━━ Listed entries ━━

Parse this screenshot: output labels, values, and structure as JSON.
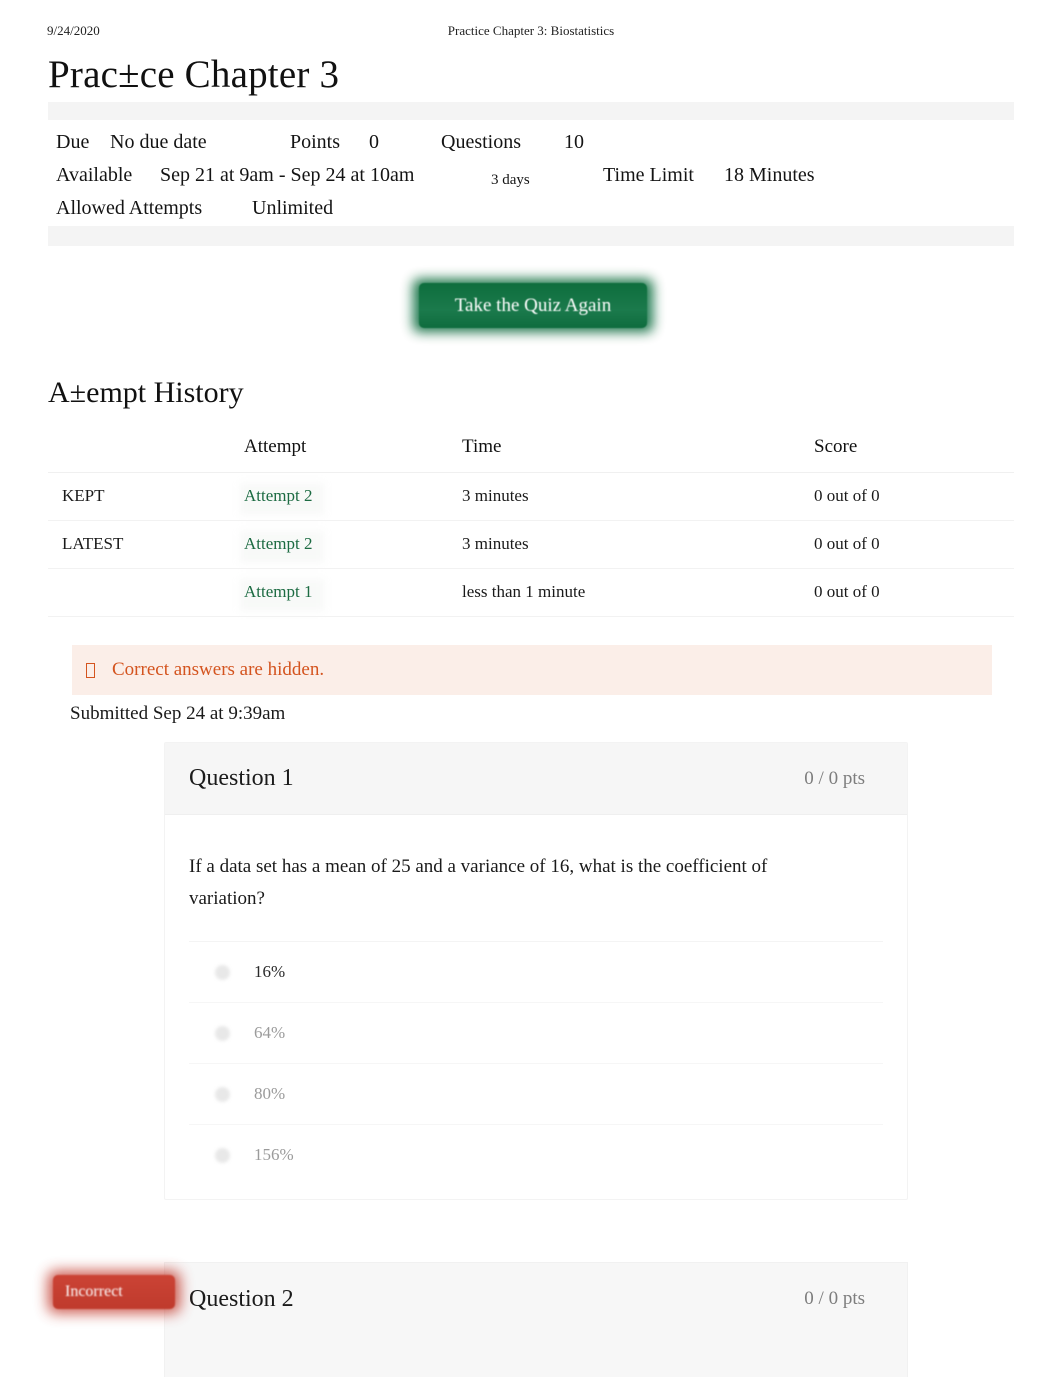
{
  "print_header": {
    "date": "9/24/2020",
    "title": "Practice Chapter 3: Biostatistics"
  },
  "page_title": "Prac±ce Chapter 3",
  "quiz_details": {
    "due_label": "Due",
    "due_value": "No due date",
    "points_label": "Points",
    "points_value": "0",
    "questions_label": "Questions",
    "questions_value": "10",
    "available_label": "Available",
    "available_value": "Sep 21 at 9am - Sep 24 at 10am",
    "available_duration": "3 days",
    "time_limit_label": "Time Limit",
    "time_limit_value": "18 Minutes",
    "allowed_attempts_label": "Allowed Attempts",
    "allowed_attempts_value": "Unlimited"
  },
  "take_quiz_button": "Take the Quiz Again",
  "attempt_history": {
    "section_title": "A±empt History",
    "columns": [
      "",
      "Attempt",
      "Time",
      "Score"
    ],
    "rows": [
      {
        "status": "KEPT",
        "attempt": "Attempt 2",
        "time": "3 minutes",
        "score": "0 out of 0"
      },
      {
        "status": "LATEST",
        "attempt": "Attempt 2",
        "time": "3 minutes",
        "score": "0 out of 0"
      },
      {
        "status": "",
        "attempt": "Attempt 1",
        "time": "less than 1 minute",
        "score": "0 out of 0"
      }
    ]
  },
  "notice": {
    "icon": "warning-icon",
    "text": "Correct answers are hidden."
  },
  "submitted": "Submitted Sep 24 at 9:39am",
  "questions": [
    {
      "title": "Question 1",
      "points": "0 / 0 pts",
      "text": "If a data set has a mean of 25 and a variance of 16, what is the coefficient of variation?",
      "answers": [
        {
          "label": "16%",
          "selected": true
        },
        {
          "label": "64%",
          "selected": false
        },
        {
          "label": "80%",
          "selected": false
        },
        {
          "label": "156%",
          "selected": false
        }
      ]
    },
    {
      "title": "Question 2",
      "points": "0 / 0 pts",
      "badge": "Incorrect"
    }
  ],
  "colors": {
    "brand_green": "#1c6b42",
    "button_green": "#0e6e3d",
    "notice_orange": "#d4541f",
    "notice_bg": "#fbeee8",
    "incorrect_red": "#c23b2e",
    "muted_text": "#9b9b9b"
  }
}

━━━

● Work instructions:
Give every line back word for word and leave the pictures out.

● Result of this exercise:
Parse this screenshot: output labels, values, and structure as JSON.
{
  "print_header": {
    "date": "9/24/2020",
    "title": "Practice Chapter 3: Biostatistics"
  },
  "page_title": "Prac±ce Chapter 3",
  "quiz_details": {
    "due_label": "Due",
    "due_value": "No due date",
    "points_label": "Points",
    "points_value": "0",
    "questions_label": "Questions",
    "questions_value": "10",
    "available_label": "Available",
    "available_value": "Sep 21 at 9am - Sep 24 at 10am",
    "available_duration": "3 days",
    "time_limit_label": "Time Limit",
    "time_limit_value": "18 Minutes",
    "allowed_attempts_label": "Allowed Attempts",
    "allowed_attempts_value": "Unlimited"
  },
  "take_quiz_button": "Take the Quiz Again",
  "attempt_history": {
    "section_title": "A±empt History",
    "columns": [
      "",
      "Attempt",
      "Time",
      "Score"
    ],
    "rows": [
      {
        "status": "KEPT",
        "attempt": "Attempt 2",
        "time": "3 minutes",
        "score": "0 out of 0"
      },
      {
        "status": "LATEST",
        "attempt": "Attempt 2",
        "time": "3 minutes",
        "score": "0 out of 0"
      },
      {
        "status": "",
        "attempt": "Attempt 1",
        "time": "less than 1 minute",
        "score": "0 out of 0"
      }
    ]
  },
  "notice": {
    "icon": "warning-icon",
    "text": "Correct answers are hidden."
  },
  "submitted": "Submitted Sep 24 at 9:39am",
  "questions": [
    {
      "title": "Question 1",
      "points": "0 / 0 pts",
      "text": "If a data set has a mean of 25 and a variance of 16, what is the coefficient of variation?",
      "answers": [
        {
          "label": "16%",
          "selected": true
        },
        {
          "label": "64%",
          "selected": false
        },
        {
          "label": "80%",
          "selected": false
        },
        {
          "label": "156%",
          "selected": false
        }
      ]
    },
    {
      "title": "Question 2",
      "points": "0 / 0 pts",
      "badge": "Incorrect"
    }
  ],
  "colors": {
    "brand_green": "#1c6b42",
    "button_green": "#0e6e3d",
    "notice_orange": "#d4541f",
    "notice_bg": "#fbeee8",
    "incorrect_red": "#c23b2e",
    "muted_text": "#9b9b9b"
  }
}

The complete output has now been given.